• Exercise task: Quote all lines below exactly. Images stay out.

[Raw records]
+ + + + +

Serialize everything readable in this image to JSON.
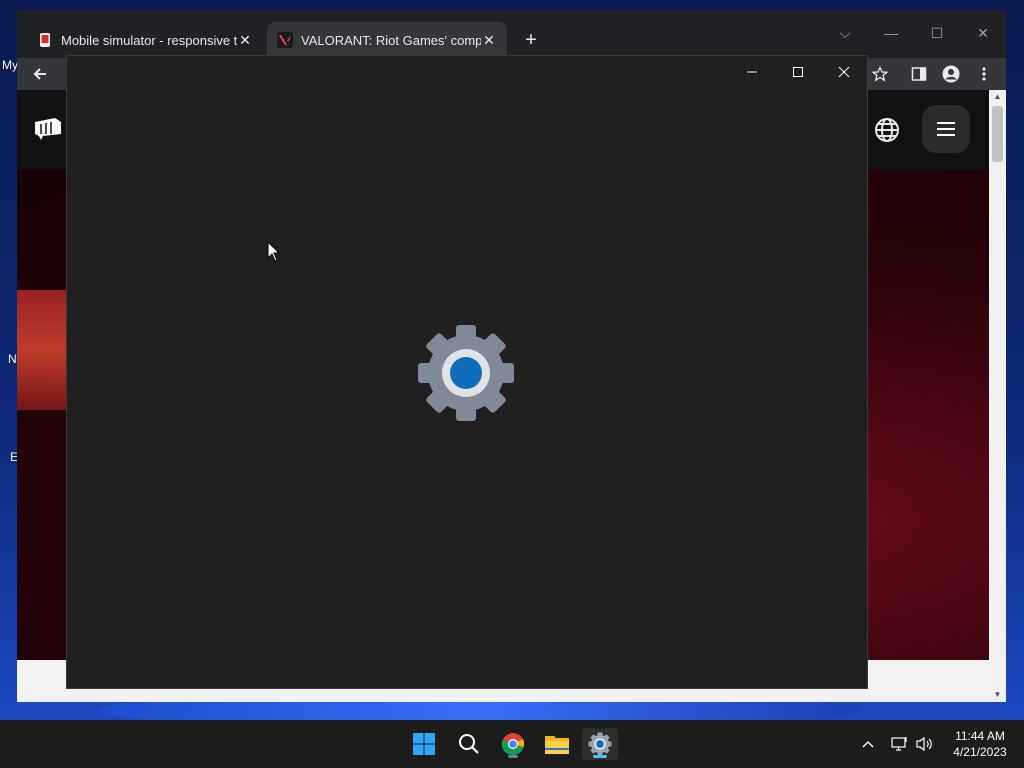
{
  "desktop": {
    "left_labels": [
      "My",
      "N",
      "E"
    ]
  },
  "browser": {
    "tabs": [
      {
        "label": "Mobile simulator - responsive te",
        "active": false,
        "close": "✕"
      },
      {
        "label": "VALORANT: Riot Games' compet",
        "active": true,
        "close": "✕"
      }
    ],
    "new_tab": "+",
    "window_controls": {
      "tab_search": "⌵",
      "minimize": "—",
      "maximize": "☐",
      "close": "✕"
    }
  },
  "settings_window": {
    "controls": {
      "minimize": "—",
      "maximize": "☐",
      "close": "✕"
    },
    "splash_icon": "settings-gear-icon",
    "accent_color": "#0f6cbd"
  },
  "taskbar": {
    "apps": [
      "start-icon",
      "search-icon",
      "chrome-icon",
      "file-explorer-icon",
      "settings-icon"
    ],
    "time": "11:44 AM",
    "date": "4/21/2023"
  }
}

+ + + + +

• Result for this exercise:
Serialize everything readable in this image to JSON.
{
  "desktop": {
    "left_labels": [
      "My",
      "N",
      "E"
    ]
  },
  "browser": {
    "tabs": [
      {
        "label": "Mobile simulator - responsive te",
        "active": false,
        "close": "✕"
      },
      {
        "label": "VALORANT: Riot Games' compet",
        "active": true,
        "close": "✕"
      }
    ],
    "new_tab": "+",
    "window_controls": {
      "tab_search": "⌵",
      "minimize": "—",
      "maximize": "☐",
      "close": "✕"
    }
  },
  "settings_window": {
    "controls": {
      "minimize": "—",
      "maximize": "☐",
      "close": "✕"
    },
    "splash_icon": "settings-gear-icon",
    "accent_color": "#0f6cbd"
  },
  "taskbar": {
    "apps": [
      "start-icon",
      "search-icon",
      "chrome-icon",
      "file-explorer-icon",
      "settings-icon"
    ],
    "time": "11:44 AM",
    "date": "4/21/2023"
  }
}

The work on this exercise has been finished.